▸ Tasks to perform
[1] According to the sermorelin text, which part of natural GHRH does sermorelin correspond to?
[2] From the sermorelin text, write out the part that opens with the words containing "What it's been" and closes with "outcome for you.".

Sermorelin
Sermorelin is a growth-hormone-releasing hormone (GHRH) analog studied for its effect on the body's own GH axis. Prescription-only, physician-reviewed.
- Routesubcutaneous injection
- Baseline labsTypically required
- EvidenceLimited human data
- AvailabilityAvailable with Rx
How it works
Sermorelin is a growth-hormone-releasing hormone (GHRH) analog — specifically, it corresponds to the first 29 amino acids of natural GHRH, the fragment that carries the molecule's signaling activity. Instead of replacing growth hormone the way injected GH does, it acts upstream: it binds GHRH receptors on the pituitary gland and prompts the pituitary to release the body's own growth hormone in its natural, pulsatile rhythm.
That upstream position is the conceptual appeal often cited for sermorelin. Because the pituitary still sits in the middle, the body's own feedback loops (including the brake hormone somatostatin) remain in the circuit, rather than being bypassed entirely. It's a meaningfully different approach from administering growth hormone directly — though 'different mechanism' is not the same as 'proven better outcomes,' and the human evidence in healthy adults remains limited.
What it's been studied for
- Effects on the body's own growth-hormone axis and IGF-1 signaling
- Age-related decline of GH secretion (largely a research context)
- Markers associated with body composition, sleep, and recovery
“Studied for” describes what research has examined — not a promise of any outcome for you.
What the evidence says
Human data for this peptide is limited. A licensed provider can discuss what the current evidence does and does not support for you.

(Document layout analysis data)
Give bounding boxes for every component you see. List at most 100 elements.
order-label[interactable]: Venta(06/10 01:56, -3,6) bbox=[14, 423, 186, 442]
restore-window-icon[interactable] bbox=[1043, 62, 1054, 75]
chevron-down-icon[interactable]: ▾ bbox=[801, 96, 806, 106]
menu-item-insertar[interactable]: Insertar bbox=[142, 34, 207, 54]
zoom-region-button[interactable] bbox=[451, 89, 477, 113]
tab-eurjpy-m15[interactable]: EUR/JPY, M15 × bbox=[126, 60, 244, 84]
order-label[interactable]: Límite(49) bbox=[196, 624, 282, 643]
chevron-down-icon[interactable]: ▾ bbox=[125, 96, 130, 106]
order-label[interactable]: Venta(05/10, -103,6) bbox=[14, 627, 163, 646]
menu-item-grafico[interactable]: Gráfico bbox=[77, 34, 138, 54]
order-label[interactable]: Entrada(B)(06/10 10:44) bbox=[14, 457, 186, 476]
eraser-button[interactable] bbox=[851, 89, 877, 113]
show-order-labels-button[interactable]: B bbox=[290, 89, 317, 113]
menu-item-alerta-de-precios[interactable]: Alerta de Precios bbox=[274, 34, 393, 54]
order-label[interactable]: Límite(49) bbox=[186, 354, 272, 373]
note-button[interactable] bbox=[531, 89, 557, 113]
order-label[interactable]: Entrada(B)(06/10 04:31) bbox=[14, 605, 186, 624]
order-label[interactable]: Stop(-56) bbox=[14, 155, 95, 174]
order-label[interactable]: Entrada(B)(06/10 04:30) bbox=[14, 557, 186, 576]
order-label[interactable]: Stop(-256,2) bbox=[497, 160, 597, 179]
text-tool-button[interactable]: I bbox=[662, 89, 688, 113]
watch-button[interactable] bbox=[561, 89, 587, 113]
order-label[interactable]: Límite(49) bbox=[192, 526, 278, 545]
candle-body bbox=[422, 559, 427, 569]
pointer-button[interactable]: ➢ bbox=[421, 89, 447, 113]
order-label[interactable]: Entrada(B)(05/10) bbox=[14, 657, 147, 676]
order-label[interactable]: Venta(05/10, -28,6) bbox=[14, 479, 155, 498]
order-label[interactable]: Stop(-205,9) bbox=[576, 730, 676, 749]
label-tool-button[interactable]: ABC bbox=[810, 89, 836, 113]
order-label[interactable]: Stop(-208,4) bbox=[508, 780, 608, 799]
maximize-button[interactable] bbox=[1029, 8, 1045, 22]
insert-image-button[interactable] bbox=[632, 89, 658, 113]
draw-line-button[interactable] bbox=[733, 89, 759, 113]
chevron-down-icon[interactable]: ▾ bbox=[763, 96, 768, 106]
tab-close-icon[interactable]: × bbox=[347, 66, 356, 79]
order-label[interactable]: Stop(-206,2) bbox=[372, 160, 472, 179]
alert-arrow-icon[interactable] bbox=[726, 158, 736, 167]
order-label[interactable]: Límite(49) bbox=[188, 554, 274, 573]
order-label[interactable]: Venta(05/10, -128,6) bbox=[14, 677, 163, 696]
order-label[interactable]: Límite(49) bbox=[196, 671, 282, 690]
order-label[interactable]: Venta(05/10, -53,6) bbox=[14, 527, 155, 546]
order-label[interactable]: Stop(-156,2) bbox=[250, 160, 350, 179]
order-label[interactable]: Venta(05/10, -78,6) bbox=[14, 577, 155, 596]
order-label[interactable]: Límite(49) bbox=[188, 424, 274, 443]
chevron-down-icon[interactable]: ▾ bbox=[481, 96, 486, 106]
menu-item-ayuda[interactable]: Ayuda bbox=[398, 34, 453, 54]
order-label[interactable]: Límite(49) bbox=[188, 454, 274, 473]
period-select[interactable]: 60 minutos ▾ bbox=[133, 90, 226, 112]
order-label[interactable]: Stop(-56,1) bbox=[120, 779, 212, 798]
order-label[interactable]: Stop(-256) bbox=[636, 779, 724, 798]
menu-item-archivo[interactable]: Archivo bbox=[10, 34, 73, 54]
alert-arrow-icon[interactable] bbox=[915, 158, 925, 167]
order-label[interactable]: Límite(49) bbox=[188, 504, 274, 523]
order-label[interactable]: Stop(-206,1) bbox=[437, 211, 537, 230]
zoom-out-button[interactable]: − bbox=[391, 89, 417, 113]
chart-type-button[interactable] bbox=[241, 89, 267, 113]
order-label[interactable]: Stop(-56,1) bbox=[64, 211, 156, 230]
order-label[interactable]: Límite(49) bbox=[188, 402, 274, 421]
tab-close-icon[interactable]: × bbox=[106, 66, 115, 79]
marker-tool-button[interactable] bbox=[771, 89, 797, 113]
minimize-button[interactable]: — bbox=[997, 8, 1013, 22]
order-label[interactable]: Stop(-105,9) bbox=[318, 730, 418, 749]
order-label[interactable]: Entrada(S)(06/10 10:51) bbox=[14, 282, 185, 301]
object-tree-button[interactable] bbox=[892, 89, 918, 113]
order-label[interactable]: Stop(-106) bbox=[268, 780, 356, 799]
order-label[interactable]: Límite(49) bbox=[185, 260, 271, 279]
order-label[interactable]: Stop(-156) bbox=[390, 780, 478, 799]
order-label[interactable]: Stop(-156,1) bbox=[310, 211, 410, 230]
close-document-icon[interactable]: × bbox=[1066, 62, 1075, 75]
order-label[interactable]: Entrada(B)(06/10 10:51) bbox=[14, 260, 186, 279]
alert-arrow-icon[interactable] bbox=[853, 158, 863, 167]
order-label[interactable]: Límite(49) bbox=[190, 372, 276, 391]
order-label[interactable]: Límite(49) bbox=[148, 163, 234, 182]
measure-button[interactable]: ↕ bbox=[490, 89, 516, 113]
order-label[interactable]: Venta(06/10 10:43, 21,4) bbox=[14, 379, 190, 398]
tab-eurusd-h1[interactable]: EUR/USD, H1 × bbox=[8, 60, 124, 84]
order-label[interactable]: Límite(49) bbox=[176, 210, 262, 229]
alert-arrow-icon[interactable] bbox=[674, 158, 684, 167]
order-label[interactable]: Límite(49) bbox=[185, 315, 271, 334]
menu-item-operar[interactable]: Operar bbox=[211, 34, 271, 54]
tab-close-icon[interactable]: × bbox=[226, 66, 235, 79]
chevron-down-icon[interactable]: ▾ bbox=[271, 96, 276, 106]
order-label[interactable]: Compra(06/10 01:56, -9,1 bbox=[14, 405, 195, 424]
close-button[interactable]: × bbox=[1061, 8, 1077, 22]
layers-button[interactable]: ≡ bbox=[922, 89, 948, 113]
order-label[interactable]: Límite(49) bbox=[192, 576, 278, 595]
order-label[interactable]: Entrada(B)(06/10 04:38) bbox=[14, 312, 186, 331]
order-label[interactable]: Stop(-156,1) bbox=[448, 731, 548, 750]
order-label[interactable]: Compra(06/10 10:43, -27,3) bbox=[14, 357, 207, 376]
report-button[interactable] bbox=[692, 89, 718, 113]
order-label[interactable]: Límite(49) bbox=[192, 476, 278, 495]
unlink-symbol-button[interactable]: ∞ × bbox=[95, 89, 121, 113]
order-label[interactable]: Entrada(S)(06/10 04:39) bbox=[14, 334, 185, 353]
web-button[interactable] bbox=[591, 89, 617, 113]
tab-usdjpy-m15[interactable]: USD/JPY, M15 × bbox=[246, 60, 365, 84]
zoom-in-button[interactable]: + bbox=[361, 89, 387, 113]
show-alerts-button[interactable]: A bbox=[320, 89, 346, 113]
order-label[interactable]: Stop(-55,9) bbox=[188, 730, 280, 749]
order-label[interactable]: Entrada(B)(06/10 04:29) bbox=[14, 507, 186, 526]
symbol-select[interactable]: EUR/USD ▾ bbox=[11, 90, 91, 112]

▸ Responses to the tasks
[1] The first 29 amino acids of natural GHRH.

[2]
What it's been studied for
- Effects on the body's own growth-hormone axis and IGF-1 signaling
- Age-related decline of GH secretion (largely a research context)
- Markers associated with body composition, sleep, and recovery
“Studied for” describes what research has examined — not a promise of any outcome for you.